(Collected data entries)
[Start]
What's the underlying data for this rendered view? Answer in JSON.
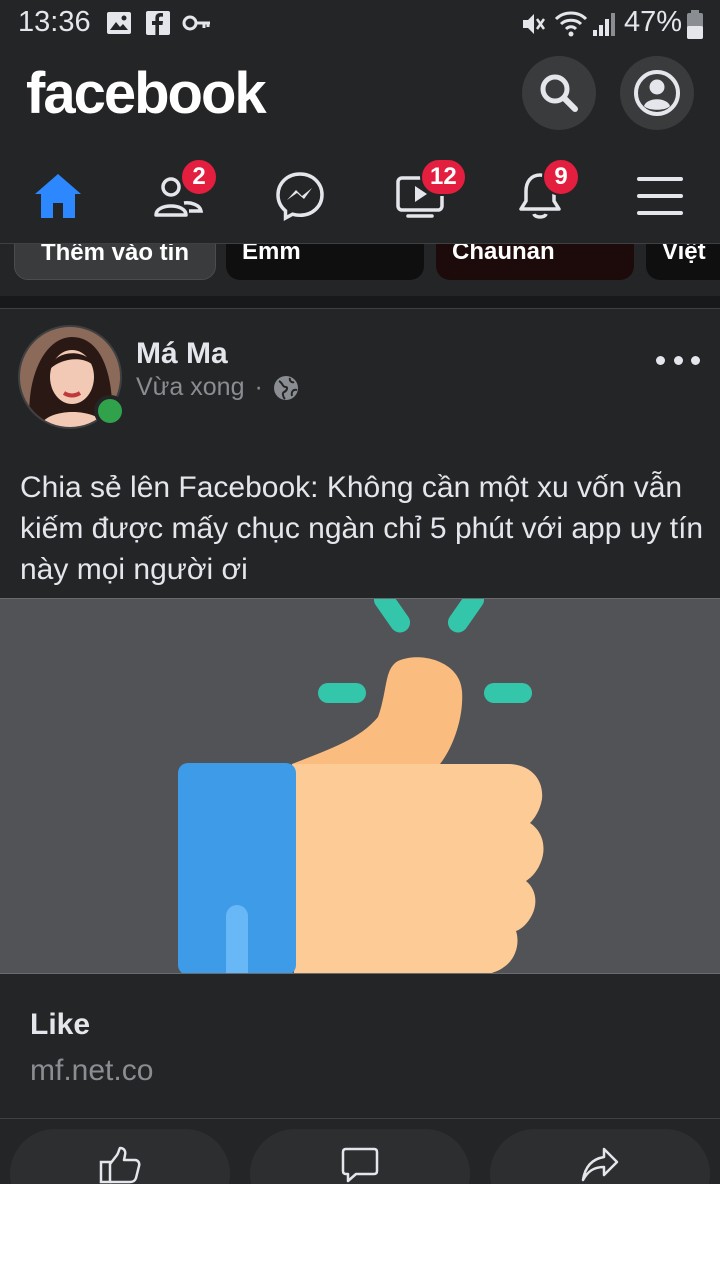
{
  "status_bar": {
    "time": "13:36",
    "left_icons": [
      "image-icon",
      "facebook-icon",
      "key-icon"
    ],
    "right_icons": [
      "mute-icon",
      "wifi-icon",
      "signal-icon",
      "battery-icon"
    ],
    "battery": "47%"
  },
  "app_bar": {
    "logo": "facebook",
    "search_icon": "search-icon",
    "profile_icon": "profile-icon"
  },
  "tabs": [
    {
      "id": "home",
      "icon": "home-icon",
      "active": true,
      "badge": ""
    },
    {
      "id": "friends",
      "icon": "friends-icon",
      "active": false,
      "badge": "2"
    },
    {
      "id": "messenger",
      "icon": "messenger-icon",
      "active": false,
      "badge": ""
    },
    {
      "id": "watch",
      "icon": "video-icon",
      "active": false,
      "badge": "12"
    },
    {
      "id": "notifications",
      "icon": "bell-icon",
      "active": false,
      "badge": "9"
    },
    {
      "id": "menu",
      "icon": "menu-icon",
      "active": false,
      "badge": ""
    }
  ],
  "stories": [
    "Thêm vào tin",
    "Emm",
    "Chaunan",
    "Việt"
  ],
  "post": {
    "author": "Má Ma",
    "time": "Vừa xong",
    "separator": "·",
    "privacy_icon": "globe-icon",
    "text": "Chia sẻ lên Facebook: Không cần một xu vốn vẫn kiếm được mấy chục ngàn chỉ 5 phút với app uy tín này mọi người ơi",
    "link": {
      "title": "Like",
      "domain": "mf.net.co"
    },
    "actions": [
      {
        "id": "like",
        "icon": "like-icon"
      },
      {
        "id": "comment",
        "icon": "comment-icon"
      },
      {
        "id": "share",
        "icon": "share-icon"
      }
    ]
  },
  "colors": {
    "accent": "#1877f2",
    "badge": "#e41e3f",
    "online": "#31a24c",
    "surface": "#242526"
  }
}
[End]
Each line in the entries above that includes the string "badge" should be extracted.

      "badge": ""
      "badge": "2"
      "badge": ""
      "badge": "12"
      "badge": "9"
      "badge": ""
    "badge": "#e41e3f",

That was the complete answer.